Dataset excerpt
* START *
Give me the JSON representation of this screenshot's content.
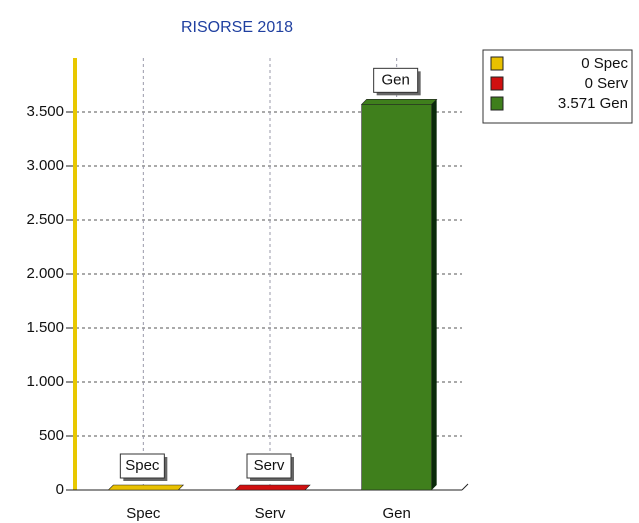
{
  "chart_data": {
    "type": "bar",
    "title": "RISORSE 2018",
    "categories": [
      "Spec",
      "Serv",
      "Gen"
    ],
    "values": [
      0,
      0,
      3571
    ],
    "value_labels": [
      "0",
      "0",
      "3.571"
    ],
    "colors": [
      "#e8c000",
      "#d01010",
      "#3f7f1c"
    ],
    "ylim": [
      0,
      4000
    ],
    "yticks": [
      0,
      500,
      {
        "value": 1000,
        "label": "1.000"
      },
      {
        "value": 1500,
        "label": "1.500"
      },
      {
        "value": 2000,
        "label": "2.000"
      },
      {
        "value": 2500,
        "label": "2.500"
      },
      {
        "value": 3000,
        "label": "3.000"
      },
      {
        "value": 3500,
        "label": "3.500"
      }
    ],
    "grid": true
  }
}
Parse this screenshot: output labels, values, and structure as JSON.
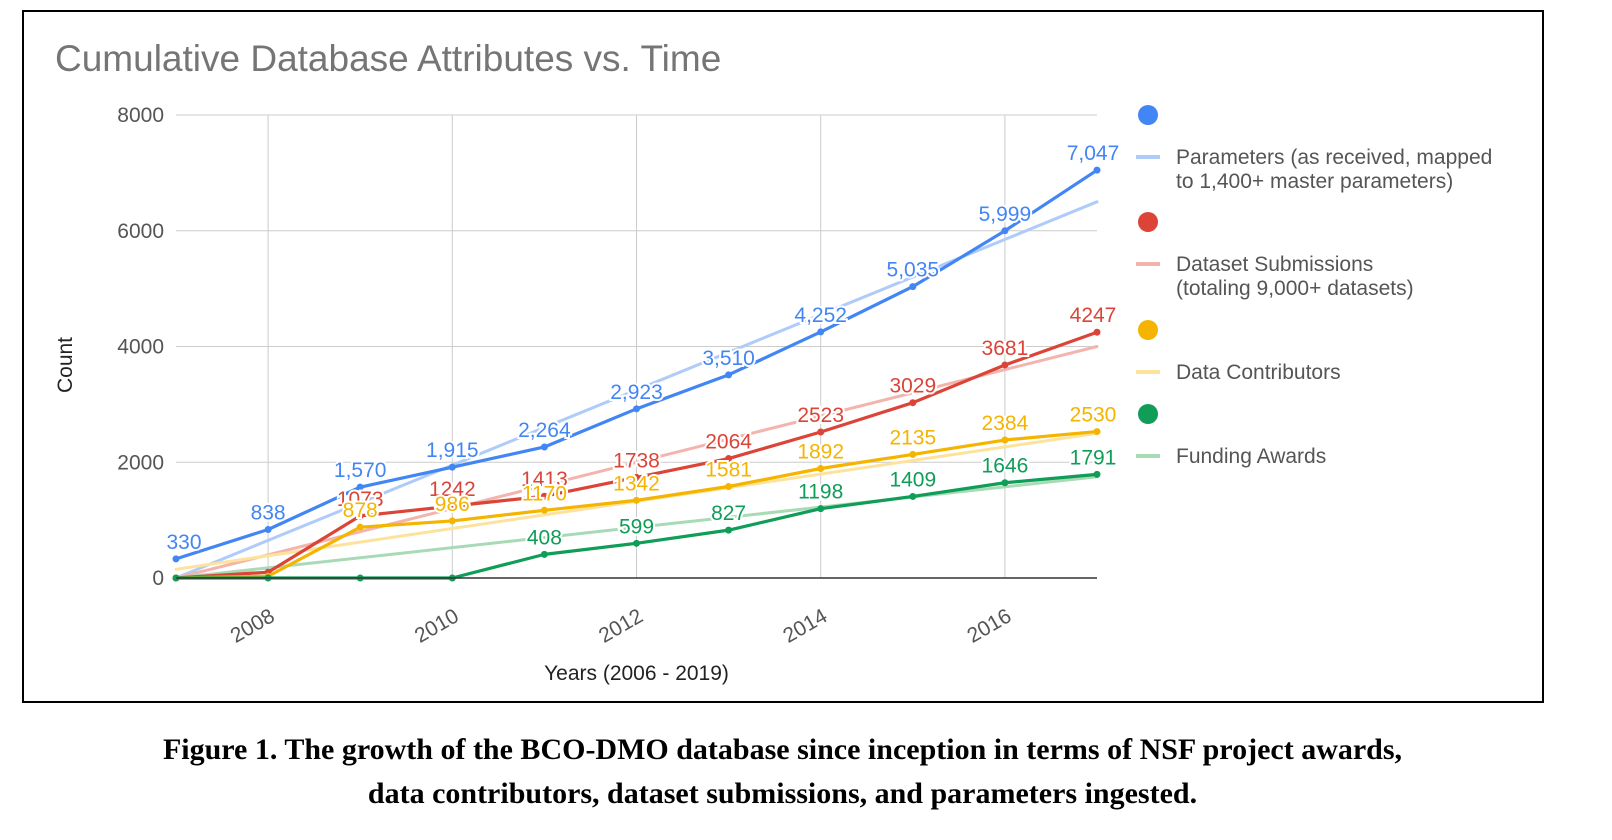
{
  "caption": {
    "line1": "Figure 1. The growth of the BCO-DMO database since inception in terms of NSF project awards,",
    "line2": "data contributors, dataset submissions, and parameters ingested."
  },
  "chart_data": {
    "type": "line",
    "title": "Cumulative Database Attributes vs. Time",
    "xlabel": "Years (2006 - 2019)",
    "ylabel": "Count",
    "xlim": [
      2007,
      2017
    ],
    "ylim": [
      0,
      8000
    ],
    "x_ticks": [
      "2008",
      "2010",
      "2012",
      "2014",
      "2016"
    ],
    "y_ticks": [
      "0",
      "2000",
      "4000",
      "6000",
      "8000"
    ],
    "grid": true,
    "legend_position": "right",
    "series": [
      {
        "name": "Parameters (as received, mapped to 1,400+ master parameters)",
        "legend_lines": [
          "Parameters (as received, mapped",
          "to 1,400+ master parameters)"
        ],
        "color": "#4285F4",
        "trend_color": "#AECBFA",
        "x": [
          2007,
          2008,
          2009,
          2010,
          2011,
          2012,
          2013,
          2014,
          2015,
          2016,
          2017
        ],
        "values": [
          330,
          838,
          1570,
          1915,
          2264,
          2923,
          3510,
          4252,
          5035,
          5999,
          7047
        ],
        "labels": [
          "330",
          "838",
          "1,570",
          "1,915",
          "2,264",
          "2,923",
          "3,510",
          "4,252",
          "5,035",
          "5,999",
          "7,047"
        ],
        "trend": [
          0,
          6500
        ]
      },
      {
        "name": "Dataset Submissions (totaling 9,000+ datasets)",
        "legend_lines": [
          "Dataset Submissions",
          "(totaling 9,000+ datasets)"
        ],
        "color": "#DB4437",
        "trend_color": "#F4B4AE",
        "x": [
          2007,
          2008,
          2009,
          2010,
          2011,
          2012,
          2013,
          2014,
          2015,
          2016,
          2017
        ],
        "values": [
          0,
          100,
          1073,
          1242,
          1413,
          1738,
          2064,
          2523,
          3029,
          3681,
          4247
        ],
        "labels": [
          "",
          "",
          "1073",
          "1242",
          "1413",
          "1738",
          "2064",
          "2523",
          "3029",
          "3681",
          "4247"
        ],
        "trend": [
          0,
          4000
        ]
      },
      {
        "name": "Data Contributors",
        "legend_lines": [
          "Data Contributors"
        ],
        "color": "#F4B400",
        "trend_color": "#FCE29B",
        "x": [
          2007,
          2008,
          2009,
          2010,
          2011,
          2012,
          2013,
          2014,
          2015,
          2016,
          2017
        ],
        "values": [
          0,
          30,
          878,
          986,
          1170,
          1342,
          1581,
          1892,
          2135,
          2384,
          2530
        ],
        "labels": [
          "",
          "",
          "878",
          "986",
          "1170",
          "1342",
          "1581",
          "1892",
          "2135",
          "2384",
          "2530"
        ],
        "trend": [
          150,
          2500
        ]
      },
      {
        "name": "Funding Awards",
        "legend_lines": [
          "Funding Awards"
        ],
        "color": "#0F9D58",
        "trend_color": "#A8DAB5",
        "x": [
          2007,
          2008,
          2009,
          2010,
          2011,
          2012,
          2013,
          2014,
          2015,
          2016,
          2017
        ],
        "values": [
          0,
          0,
          0,
          0,
          408,
          599,
          827,
          1198,
          1409,
          1646,
          1791
        ],
        "labels": [
          "",
          "",
          "",
          "",
          "408",
          "599",
          "827",
          "1198",
          "1409",
          "1646",
          "1791"
        ],
        "trend": [
          0,
          1750
        ]
      }
    ]
  }
}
* END *
* Problem details: Repeat all the records above exactly, leaving out any pictures.

* Response to this exercise:
Give me the JSON representation of this screenshot's content.
{
  "chart_data": {
    "type": "bar",
    "title": "RISORSE 2018",
    "categories": [
      "Spec",
      "Serv",
      "Gen"
    ],
    "values": [
      0,
      0,
      3571
    ],
    "value_labels": [
      "0",
      "0",
      "3.571"
    ],
    "colors": [
      "#e8c000",
      "#d01010",
      "#3f7f1c"
    ],
    "ylim": [
      0,
      4000
    ],
    "yticks": [
      0,
      500,
      {
        "value": 1000,
        "label": "1.000"
      },
      {
        "value": 1500,
        "label": "1.500"
      },
      {
        "value": 2000,
        "label": "2.000"
      },
      {
        "value": 2500,
        "label": "2.500"
      },
      {
        "value": 3000,
        "label": "3.000"
      },
      {
        "value": 3500,
        "label": "3.500"
      }
    ],
    "grid": true
  }
}
Parse this screenshot: output labels, values, and structure as JSON.
{
  "caption": {
    "line1": "Figure 1. The growth of the BCO-DMO database since inception in terms of NSF project awards,",
    "line2": "data contributors, dataset submissions, and parameters ingested."
  },
  "chart_data": {
    "type": "line",
    "title": "Cumulative Database Attributes vs. Time",
    "xlabel": "Years (2006 - 2019)",
    "ylabel": "Count",
    "xlim": [
      2007,
      2017
    ],
    "ylim": [
      0,
      8000
    ],
    "x_ticks": [
      "2008",
      "2010",
      "2012",
      "2014",
      "2016"
    ],
    "y_ticks": [
      "0",
      "2000",
      "4000",
      "6000",
      "8000"
    ],
    "grid": true,
    "legend_position": "right",
    "series": [
      {
        "name": "Parameters (as received, mapped to 1,400+ master parameters)",
        "legend_lines": [
          "Parameters (as received, mapped",
          "to 1,400+ master parameters)"
        ],
        "color": "#4285F4",
        "trend_color": "#AECBFA",
        "x": [
          2007,
          2008,
          2009,
          2010,
          2011,
          2012,
          2013,
          2014,
          2015,
          2016,
          2017
        ],
        "values": [
          330,
          838,
          1570,
          1915,
          2264,
          2923,
          3510,
          4252,
          5035,
          5999,
          7047
        ],
        "labels": [
          "330",
          "838",
          "1,570",
          "1,915",
          "2,264",
          "2,923",
          "3,510",
          "4,252",
          "5,035",
          "5,999",
          "7,047"
        ],
        "trend": [
          0,
          6500
        ]
      },
      {
        "name": "Dataset Submissions (totaling 9,000+ datasets)",
        "legend_lines": [
          "Dataset Submissions",
          "(totaling 9,000+ datasets)"
        ],
        "color": "#DB4437",
        "trend_color": "#F4B4AE",
        "x": [
          2007,
          2008,
          2009,
          2010,
          2011,
          2012,
          2013,
          2014,
          2015,
          2016,
          2017
        ],
        "values": [
          0,
          100,
          1073,
          1242,
          1413,
          1738,
          2064,
          2523,
          3029,
          3681,
          4247
        ],
        "labels": [
          "",
          "",
          "1073",
          "1242",
          "1413",
          "1738",
          "2064",
          "2523",
          "3029",
          "3681",
          "4247"
        ],
        "trend": [
          0,
          4000
        ]
      },
      {
        "name": "Data Contributors",
        "legend_lines": [
          "Data Contributors"
        ],
        "color": "#F4B400",
        "trend_color": "#FCE29B",
        "x": [
          2007,
          2008,
          2009,
          2010,
          2011,
          2012,
          2013,
          2014,
          2015,
          2016,
          2017
        ],
        "values": [
          0,
          30,
          878,
          986,
          1170,
          1342,
          1581,
          1892,
          2135,
          2384,
          2530
        ],
        "labels": [
          "",
          "",
          "878",
          "986",
          "1170",
          "1342",
          "1581",
          "1892",
          "2135",
          "2384",
          "2530"
        ],
        "trend": [
          150,
          2500
        ]
      },
      {
        "name": "Funding Awards",
        "legend_lines": [
          "Funding Awards"
        ],
        "color": "#0F9D58",
        "trend_color": "#A8DAB5",
        "x": [
          2007,
          2008,
          2009,
          2010,
          2011,
          2012,
          2013,
          2014,
          2015,
          2016,
          2017
        ],
        "values": [
          0,
          0,
          0,
          0,
          408,
          599,
          827,
          1198,
          1409,
          1646,
          1791
        ],
        "labels": [
          "",
          "",
          "",
          "",
          "408",
          "599",
          "827",
          "1198",
          "1409",
          "1646",
          "1791"
        ],
        "trend": [
          0,
          1750
        ]
      }
    ]
  }
}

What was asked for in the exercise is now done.